→ Objective:
Locate the line that contains "Enumerate this screenshot's" in the entries below. Retype it and all following lines through the final one, character for character.

→ Raw data:
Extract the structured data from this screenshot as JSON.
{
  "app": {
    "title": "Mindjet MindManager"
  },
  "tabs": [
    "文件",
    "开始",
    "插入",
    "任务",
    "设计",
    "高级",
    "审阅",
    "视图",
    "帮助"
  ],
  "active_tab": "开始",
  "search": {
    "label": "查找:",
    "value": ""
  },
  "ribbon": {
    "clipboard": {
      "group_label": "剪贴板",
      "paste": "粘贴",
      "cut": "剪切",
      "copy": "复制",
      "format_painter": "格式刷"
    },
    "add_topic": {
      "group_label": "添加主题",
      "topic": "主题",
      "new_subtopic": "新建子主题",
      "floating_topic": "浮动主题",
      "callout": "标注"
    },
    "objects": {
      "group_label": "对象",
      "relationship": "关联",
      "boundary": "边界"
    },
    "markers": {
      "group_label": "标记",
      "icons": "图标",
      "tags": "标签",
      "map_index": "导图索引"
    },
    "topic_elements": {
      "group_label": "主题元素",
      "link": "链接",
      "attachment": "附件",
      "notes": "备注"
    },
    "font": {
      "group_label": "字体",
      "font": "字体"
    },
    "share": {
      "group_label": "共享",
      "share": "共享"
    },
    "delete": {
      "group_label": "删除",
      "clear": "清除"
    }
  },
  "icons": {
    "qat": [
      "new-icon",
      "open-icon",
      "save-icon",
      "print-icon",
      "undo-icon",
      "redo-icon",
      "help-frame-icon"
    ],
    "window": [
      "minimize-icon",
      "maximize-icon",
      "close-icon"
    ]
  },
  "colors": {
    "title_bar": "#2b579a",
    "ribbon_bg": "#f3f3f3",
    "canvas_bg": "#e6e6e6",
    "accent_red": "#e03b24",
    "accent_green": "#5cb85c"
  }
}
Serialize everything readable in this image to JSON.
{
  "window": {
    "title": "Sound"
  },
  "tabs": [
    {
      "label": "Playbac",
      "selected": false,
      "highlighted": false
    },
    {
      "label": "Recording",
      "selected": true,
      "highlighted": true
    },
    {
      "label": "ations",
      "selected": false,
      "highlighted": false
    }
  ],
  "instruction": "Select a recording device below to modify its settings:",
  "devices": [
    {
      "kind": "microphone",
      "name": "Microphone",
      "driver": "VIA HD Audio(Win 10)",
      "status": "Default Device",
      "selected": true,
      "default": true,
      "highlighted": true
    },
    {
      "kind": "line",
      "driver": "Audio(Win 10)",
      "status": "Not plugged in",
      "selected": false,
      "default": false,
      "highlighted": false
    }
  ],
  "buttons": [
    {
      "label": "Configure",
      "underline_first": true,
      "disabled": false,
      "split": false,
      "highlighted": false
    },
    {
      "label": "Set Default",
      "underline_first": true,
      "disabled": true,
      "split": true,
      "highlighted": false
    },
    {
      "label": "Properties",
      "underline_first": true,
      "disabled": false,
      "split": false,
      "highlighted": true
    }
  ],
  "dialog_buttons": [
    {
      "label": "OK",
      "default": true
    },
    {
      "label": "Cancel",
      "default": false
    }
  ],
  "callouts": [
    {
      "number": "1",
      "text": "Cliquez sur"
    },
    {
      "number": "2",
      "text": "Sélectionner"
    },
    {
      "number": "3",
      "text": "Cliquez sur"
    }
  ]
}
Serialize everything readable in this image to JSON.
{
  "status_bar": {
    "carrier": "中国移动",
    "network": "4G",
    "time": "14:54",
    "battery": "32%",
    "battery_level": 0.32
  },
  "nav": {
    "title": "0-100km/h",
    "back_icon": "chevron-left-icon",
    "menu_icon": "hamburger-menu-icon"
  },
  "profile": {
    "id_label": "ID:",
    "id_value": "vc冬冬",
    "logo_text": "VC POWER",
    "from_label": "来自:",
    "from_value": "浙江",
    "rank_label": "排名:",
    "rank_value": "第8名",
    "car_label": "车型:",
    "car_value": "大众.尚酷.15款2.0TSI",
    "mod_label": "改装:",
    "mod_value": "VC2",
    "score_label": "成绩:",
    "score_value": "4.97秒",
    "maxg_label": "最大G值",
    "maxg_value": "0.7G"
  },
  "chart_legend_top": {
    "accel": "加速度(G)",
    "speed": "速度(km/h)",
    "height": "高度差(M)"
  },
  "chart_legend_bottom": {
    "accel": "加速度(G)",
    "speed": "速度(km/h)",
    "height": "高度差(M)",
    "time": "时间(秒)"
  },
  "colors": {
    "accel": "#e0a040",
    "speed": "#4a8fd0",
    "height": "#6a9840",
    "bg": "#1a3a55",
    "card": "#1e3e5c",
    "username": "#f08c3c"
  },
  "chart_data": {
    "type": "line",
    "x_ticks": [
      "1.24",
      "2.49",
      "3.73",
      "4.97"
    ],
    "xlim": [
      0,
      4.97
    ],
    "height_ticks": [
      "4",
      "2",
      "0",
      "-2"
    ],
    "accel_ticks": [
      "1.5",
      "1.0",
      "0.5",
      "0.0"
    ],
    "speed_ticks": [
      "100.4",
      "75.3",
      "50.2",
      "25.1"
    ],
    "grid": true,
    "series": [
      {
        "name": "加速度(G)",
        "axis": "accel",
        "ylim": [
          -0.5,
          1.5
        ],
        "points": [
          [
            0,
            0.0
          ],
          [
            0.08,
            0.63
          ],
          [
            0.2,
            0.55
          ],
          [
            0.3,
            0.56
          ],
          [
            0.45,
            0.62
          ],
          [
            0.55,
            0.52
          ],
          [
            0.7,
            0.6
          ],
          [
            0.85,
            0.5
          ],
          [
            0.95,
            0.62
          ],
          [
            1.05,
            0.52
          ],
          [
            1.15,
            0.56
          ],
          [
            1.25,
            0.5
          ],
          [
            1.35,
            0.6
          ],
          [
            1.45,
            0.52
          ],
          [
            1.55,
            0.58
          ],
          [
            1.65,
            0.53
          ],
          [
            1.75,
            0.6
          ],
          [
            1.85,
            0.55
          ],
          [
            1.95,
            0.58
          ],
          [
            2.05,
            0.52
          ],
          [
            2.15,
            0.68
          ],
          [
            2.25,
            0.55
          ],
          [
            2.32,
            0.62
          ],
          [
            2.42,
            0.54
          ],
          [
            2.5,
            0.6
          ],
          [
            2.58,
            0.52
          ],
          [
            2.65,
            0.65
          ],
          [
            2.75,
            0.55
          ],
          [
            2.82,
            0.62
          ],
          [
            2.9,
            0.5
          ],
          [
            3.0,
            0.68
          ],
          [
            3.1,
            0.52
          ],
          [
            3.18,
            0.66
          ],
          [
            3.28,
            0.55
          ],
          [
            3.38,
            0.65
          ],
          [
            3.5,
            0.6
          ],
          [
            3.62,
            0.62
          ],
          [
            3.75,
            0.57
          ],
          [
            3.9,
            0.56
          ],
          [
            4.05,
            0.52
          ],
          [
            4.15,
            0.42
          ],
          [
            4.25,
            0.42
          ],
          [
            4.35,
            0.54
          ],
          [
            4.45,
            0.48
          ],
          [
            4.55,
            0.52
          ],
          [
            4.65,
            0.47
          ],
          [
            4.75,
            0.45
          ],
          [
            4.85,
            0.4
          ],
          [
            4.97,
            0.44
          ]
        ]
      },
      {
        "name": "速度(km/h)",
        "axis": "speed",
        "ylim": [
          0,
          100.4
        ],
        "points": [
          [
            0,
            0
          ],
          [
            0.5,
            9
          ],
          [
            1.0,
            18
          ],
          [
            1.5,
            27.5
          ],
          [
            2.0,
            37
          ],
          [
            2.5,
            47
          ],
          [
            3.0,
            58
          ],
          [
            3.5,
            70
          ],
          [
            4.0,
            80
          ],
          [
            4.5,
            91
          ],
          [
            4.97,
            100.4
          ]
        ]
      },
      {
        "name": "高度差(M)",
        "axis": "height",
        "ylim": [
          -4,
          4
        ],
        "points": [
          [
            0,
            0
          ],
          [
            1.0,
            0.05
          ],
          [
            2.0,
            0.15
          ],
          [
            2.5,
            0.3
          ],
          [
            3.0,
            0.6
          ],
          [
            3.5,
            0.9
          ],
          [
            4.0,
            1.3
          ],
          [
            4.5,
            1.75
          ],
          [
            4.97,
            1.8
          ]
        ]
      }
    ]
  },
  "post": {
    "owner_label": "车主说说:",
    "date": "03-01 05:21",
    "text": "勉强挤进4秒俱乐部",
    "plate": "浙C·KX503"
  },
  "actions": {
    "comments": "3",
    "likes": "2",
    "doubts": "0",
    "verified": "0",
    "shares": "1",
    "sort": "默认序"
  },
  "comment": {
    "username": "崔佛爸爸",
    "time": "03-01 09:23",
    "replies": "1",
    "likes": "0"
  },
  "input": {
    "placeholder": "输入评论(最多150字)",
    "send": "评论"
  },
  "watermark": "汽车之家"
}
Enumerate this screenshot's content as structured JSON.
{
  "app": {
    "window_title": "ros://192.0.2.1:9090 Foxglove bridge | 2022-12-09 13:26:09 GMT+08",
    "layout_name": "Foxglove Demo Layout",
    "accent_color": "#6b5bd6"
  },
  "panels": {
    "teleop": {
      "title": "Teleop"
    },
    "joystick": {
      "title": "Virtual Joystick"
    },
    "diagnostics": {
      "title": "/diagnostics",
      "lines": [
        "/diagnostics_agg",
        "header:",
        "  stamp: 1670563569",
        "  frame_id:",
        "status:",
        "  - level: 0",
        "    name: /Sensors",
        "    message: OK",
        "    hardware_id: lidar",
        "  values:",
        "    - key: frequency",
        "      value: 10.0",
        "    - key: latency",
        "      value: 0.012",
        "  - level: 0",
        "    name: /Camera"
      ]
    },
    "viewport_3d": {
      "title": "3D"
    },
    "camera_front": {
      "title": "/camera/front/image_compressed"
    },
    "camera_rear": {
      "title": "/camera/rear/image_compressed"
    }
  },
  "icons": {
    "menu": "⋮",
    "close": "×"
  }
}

→ Worked answer:
Enumerate this screenshot's content as structured JSON.
{
  "app": {
    "window_title": "ros://192.0.2.1:9090 Foxglove bridge | 2022-12-09 13:26:09 GMT+08",
    "layout_name": "Foxglove Demo Layout",
    "accent_color": "#6b5bd6"
  },
  "panels": {
    "teleop": {
      "title": "Teleop"
    },
    "joystick": {
      "title": "Virtual Joystick"
    },
    "diagnostics": {
      "title": "/diagnostics",
      "lines": [
        "/diagnostics_agg",
        "header:",
        "  stamp: 1670563569",
        "  frame_id:",
        "status:",
        "  - level: 0",
        "    name: /Sensors",
        "    message: OK",
        "    hardware_id: lidar",
        "  values:",
        "    - key: frequency",
        "      value: 10.0",
        "    - key: latency",
        "      value: 0.012",
        "  - level: 0",
        "    name: /Camera"
      ]
    },
    "viewport_3d": {
      "title": "3D"
    },
    "camera_front": {
      "title": "/camera/front/image_compressed"
    },
    "camera_rear": {
      "title": "/camera/rear/image_compressed"
    }
  },
  "icons": {
    "menu": "⋮",
    "close": "×"
  }
}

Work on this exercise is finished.